## Exercise prompt
Transcribe all of the data exactly. Omit the pictures.

## Data records

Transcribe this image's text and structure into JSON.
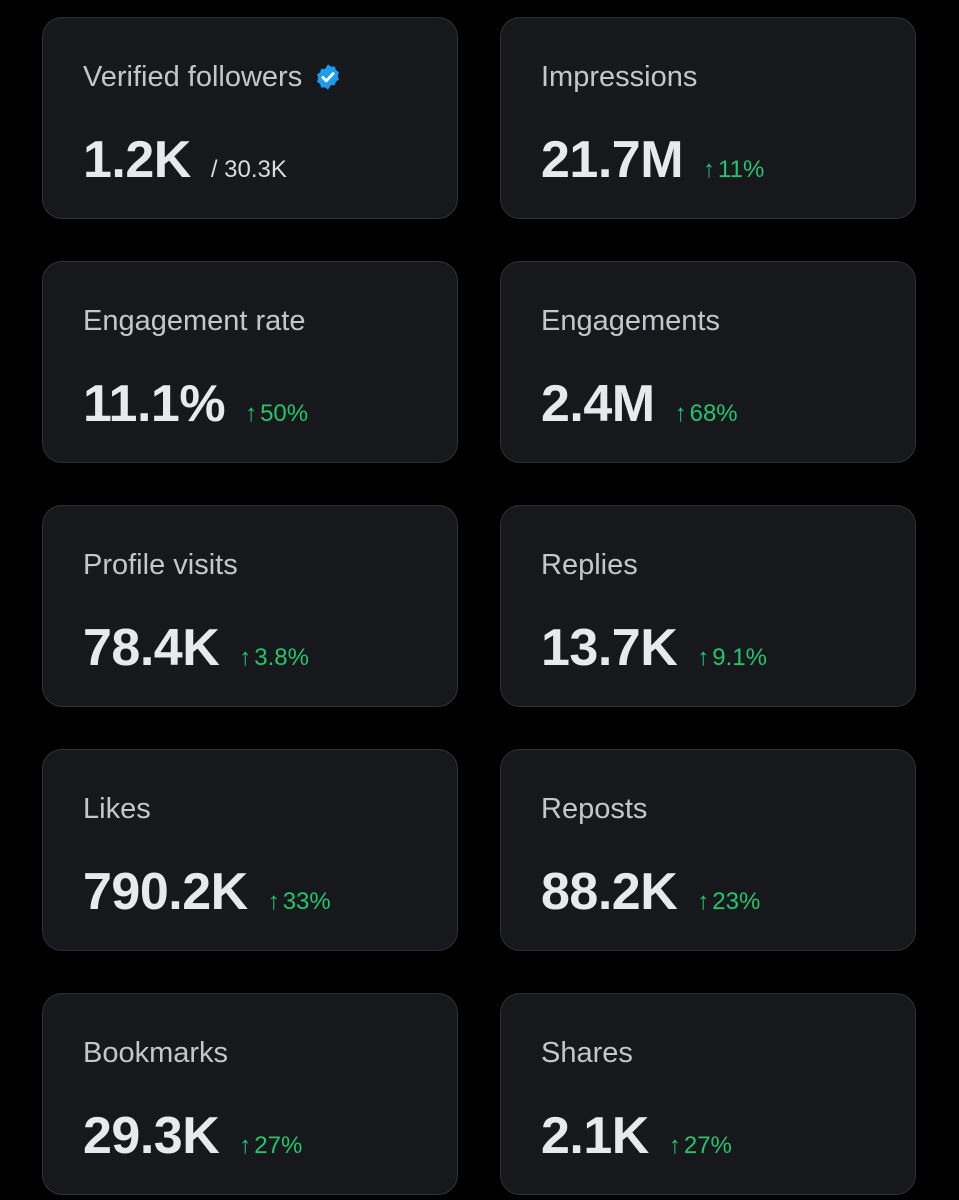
{
  "colors": {
    "background": "#000000",
    "card": "#16181c",
    "card_border": "#2f3336",
    "label": "#c4c7ca",
    "value": "#e7e9ea",
    "positive_change": "#22c56e",
    "verified_badge": "#1d9bf0"
  },
  "icons": {
    "verified": "verified-badge-icon",
    "arrow": "arrow-up-icon"
  },
  "arrow_glyph": "↑",
  "cards": [
    {
      "label": "Verified followers",
      "value": "1.2K",
      "sub": "/ 30.3K"
    },
    {
      "label": "Impressions",
      "value": "21.7M",
      "change": "11%"
    },
    {
      "label": "Engagement rate",
      "value": "11.1%",
      "change": "50%"
    },
    {
      "label": "Engagements",
      "value": "2.4M",
      "change": "68%"
    },
    {
      "label": "Profile visits",
      "value": "78.4K",
      "change": "3.8%"
    },
    {
      "label": "Replies",
      "value": "13.7K",
      "change": "9.1%"
    },
    {
      "label": "Likes",
      "value": "790.2K",
      "change": "33%"
    },
    {
      "label": "Reposts",
      "value": "88.2K",
      "change": "23%"
    },
    {
      "label": "Bookmarks",
      "value": "29.3K",
      "change": "27%"
    },
    {
      "label": "Shares",
      "value": "2.1K",
      "change": "27%"
    }
  ]
}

## Answer in full
Transcribe this image's text and structure into JSON.
{
  "colors": {
    "background": "#000000",
    "card": "#16181c",
    "card_border": "#2f3336",
    "label": "#c4c7ca",
    "value": "#e7e9ea",
    "positive_change": "#22c56e",
    "verified_badge": "#1d9bf0"
  },
  "icons": {
    "verified": "verified-badge-icon",
    "arrow": "arrow-up-icon"
  },
  "arrow_glyph": "↑",
  "cards": [
    {
      "label": "Verified followers",
      "value": "1.2K",
      "sub": "/ 30.3K"
    },
    {
      "label": "Impressions",
      "value": "21.7M",
      "change": "11%"
    },
    {
      "label": "Engagement rate",
      "value": "11.1%",
      "change": "50%"
    },
    {
      "label": "Engagements",
      "value": "2.4M",
      "change": "68%"
    },
    {
      "label": "Profile visits",
      "value": "78.4K",
      "change": "3.8%"
    },
    {
      "label": "Replies",
      "value": "13.7K",
      "change": "9.1%"
    },
    {
      "label": "Likes",
      "value": "790.2K",
      "change": "33%"
    },
    {
      "label": "Reposts",
      "value": "88.2K",
      "change": "23%"
    },
    {
      "label": "Bookmarks",
      "value": "29.3K",
      "change": "27%"
    },
    {
      "label": "Shares",
      "value": "2.1K",
      "change": "27%"
    }
  ]
}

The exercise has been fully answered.